(Collected data)
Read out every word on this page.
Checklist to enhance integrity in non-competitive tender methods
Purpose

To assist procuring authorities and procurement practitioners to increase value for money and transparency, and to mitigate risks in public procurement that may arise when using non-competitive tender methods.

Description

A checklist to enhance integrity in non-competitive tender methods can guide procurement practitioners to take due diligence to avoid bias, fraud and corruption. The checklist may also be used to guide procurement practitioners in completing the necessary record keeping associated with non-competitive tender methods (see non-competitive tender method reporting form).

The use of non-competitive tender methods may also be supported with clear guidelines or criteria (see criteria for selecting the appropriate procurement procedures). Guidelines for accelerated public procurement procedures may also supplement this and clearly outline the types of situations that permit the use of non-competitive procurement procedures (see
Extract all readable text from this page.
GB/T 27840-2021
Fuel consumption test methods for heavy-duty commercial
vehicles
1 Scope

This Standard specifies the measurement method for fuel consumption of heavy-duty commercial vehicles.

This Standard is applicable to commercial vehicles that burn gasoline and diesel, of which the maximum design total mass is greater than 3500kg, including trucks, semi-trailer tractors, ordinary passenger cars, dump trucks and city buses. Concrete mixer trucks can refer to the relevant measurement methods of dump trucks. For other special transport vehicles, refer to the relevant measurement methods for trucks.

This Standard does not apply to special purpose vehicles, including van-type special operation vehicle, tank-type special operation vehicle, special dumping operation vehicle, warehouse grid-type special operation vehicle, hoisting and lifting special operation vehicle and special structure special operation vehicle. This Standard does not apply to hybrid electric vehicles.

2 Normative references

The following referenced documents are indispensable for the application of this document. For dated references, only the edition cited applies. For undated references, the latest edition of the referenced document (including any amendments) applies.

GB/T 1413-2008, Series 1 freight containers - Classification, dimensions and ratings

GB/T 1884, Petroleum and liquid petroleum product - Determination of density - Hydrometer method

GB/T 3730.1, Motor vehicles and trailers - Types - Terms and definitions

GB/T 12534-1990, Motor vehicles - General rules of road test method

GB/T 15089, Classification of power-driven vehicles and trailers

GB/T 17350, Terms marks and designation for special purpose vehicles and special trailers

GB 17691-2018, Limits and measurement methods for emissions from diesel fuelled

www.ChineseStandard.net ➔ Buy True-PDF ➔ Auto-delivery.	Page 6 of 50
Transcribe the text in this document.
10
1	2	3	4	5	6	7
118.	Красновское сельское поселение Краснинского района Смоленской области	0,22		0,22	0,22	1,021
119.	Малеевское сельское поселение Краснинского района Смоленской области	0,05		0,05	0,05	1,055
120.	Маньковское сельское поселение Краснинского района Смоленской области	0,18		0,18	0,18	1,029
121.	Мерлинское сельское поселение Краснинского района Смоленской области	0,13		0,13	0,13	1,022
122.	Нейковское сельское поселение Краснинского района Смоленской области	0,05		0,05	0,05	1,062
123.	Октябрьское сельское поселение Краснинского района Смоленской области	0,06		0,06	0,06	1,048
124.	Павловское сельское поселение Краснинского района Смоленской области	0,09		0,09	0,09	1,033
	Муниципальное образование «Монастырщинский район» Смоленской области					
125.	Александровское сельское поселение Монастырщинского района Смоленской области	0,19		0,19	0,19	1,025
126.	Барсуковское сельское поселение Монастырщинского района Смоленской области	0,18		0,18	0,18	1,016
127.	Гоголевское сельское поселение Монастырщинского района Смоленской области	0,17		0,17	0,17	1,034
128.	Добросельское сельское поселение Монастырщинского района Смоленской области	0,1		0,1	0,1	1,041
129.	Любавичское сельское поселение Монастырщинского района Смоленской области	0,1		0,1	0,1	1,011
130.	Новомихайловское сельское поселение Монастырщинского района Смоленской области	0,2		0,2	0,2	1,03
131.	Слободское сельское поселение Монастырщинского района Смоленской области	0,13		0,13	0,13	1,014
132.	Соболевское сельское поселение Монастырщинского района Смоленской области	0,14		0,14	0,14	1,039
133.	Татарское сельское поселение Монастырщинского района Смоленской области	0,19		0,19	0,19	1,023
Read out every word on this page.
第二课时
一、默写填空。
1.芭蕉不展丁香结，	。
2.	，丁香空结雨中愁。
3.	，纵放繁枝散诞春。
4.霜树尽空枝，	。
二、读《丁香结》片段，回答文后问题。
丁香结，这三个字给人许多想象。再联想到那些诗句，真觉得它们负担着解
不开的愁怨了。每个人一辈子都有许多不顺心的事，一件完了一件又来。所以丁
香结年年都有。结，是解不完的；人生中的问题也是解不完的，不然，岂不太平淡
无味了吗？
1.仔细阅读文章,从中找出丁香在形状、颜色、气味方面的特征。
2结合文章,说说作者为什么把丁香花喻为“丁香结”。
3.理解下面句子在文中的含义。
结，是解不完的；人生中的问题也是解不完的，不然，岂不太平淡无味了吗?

Your instructions –
Exactly reproduce every line of the data above.

Correct output –
Read out every word on this page.
Checklist to enhance integrity in non-competitive tender methods
Purpose

To assist procuring authorities and procurement practitioners to increase value for money and transparency, and to mitigate risks in public procurement that may arise when using non-competitive tender methods.

Description

A checklist to enhance integrity in non-competitive tender methods can guide procurement practitioners to take due diligence to avoid bias, fraud and corruption. The checklist may also be used to guide procurement practitioners in completing the necessary record keeping associated with non-competitive tender methods (see non-competitive tender method reporting form).

The use of non-competitive tender methods may also be supported with clear guidelines or criteria (see criteria for selecting the appropriate procurement procedures). Guidelines for accelerated public procurement procedures may also supplement this and clearly outline the types of situations that permit the use of non-competitive procurement procedures (see
Extract all readable text from this page.
GB/T 27840-2021
Fuel consumption test methods for heavy-duty commercial
vehicles
1 Scope

This Standard specifies the measurement method for fuel consumption of heavy-duty commercial vehicles.

This Standard is applicable to commercial vehicles that burn gasoline and diesel, of which the maximum design total mass is greater than 3500kg, including trucks, semi-trailer tractors, ordinary passenger cars, dump trucks and city buses. Concrete mixer trucks can refer to the relevant measurement methods of dump trucks. For other special transport vehicles, refer to the relevant measurement methods for trucks.

This Standard does not apply to special purpose vehicles, including van-type special operation vehicle, tank-type special operation vehicle, special dumping operation vehicle, warehouse grid-type special operation vehicle, hoisting and lifting special operation vehicle and special structure special operation vehicle. This Standard does not apply to hybrid electric vehicles.

2 Normative references

The following referenced documents are indispensable for the application of this document. For dated references, only the edition cited applies. For undated references, the latest edition of the referenced document (including any amendments) applies.

GB/T 1413-2008, Series 1 freight containers - Classification, dimensions and ratings

GB/T 1884, Petroleum and liquid petroleum product - Determination of density - Hydrometer method

GB/T 3730.1, Motor vehicles and trailers - Types - Terms and definitions

GB/T 12534-1990, Motor vehicles - General rules of road test method

GB/T 15089, Classification of power-driven vehicles and trailers

GB/T 17350, Terms marks and designation for special purpose vehicles and special trailers

GB 17691-2018, Limits and measurement methods for emissions from diesel fuelled

www.ChineseStandard.net ➔ Buy True-PDF ➔ Auto-delivery.	Page 6 of 50
Transcribe the text in this document.
10
1	2	3	4	5	6	7
118.	Красновское сельское поселение Краснинского района Смоленской области	0,22		0,22	0,22	1,021
119.	Малеевское сельское поселение Краснинского района Смоленской области	0,05		0,05	0,05	1,055
120.	Маньковское сельское поселение Краснинского района Смоленской области	0,18		0,18	0,18	1,029
121.	Мерлинское сельское поселение Краснинского района Смоленской области	0,13		0,13	0,13	1,022
122.	Нейковское сельское поселение Краснинского района Смоленской области	0,05		0,05	0,05	1,062
123.	Октябрьское сельское поселение Краснинского района Смоленской области	0,06		0,06	0,06	1,048
124.	Павловское сельское поселение Краснинского района Смоленской области	0,09		0,09	0,09	1,033
	Муниципальное образование «Монастырщинский район» Смоленской области					
125.	Александровское сельское поселение Монастырщинского района Смоленской области	0,19		0,19	0,19	1,025
126.	Барсуковское сельское поселение Монастырщинского района Смоленской области	0,18		0,18	0,18	1,016
127.	Гоголевское сельское поселение Монастырщинского района Смоленской области	0,17		0,17	0,17	1,034
128.	Добросельское сельское поселение Монастырщинского района Смоленской области	0,1		0,1	0,1	1,041
129.	Любавичское сельское поселение Монастырщинского района Смоленской области	0,1		0,1	0,1	1,011
130.	Новомихайловское сельское поселение Монастырщинского района Смоленской области	0,2		0,2	0,2	1,03
131.	Слободское сельское поселение Монастырщинского района Смоленской области	0,13		0,13	0,13	1,014
132.	Соболевское сельское поселение Монастырщинского района Смоленской области	0,14		0,14	0,14	1,039
133.	Татарское сельское поселение Монастырщинского района Смоленской области	0,19		0,19	0,19	1,023
Read out every word on this page.
第二课时
一、默写填空。
1.芭蕉不展丁香结，	。
2.	，丁香空结雨中愁。
3.	，纵放繁枝散诞春。
4.霜树尽空枝，	。
二、读《丁香结》片段，回答文后问题。
丁香结，这三个字给人许多想象。再联想到那些诗句，真觉得它们负担着解
不开的愁怨了。每个人一辈子都有许多不顺心的事，一件完了一件又来。所以丁
香结年年都有。结，是解不完的；人生中的问题也是解不完的，不然，岂不太平淡
无味了吗？
1.仔细阅读文章,从中找出丁香在形状、颜色、气味方面的特征。
2结合文章,说说作者为什么把丁香花喻为“丁香结”。
3.理解下面句子在文中的含义。
结，是解不完的；人生中的问题也是解不完的，不然，岂不太平淡无味了吗?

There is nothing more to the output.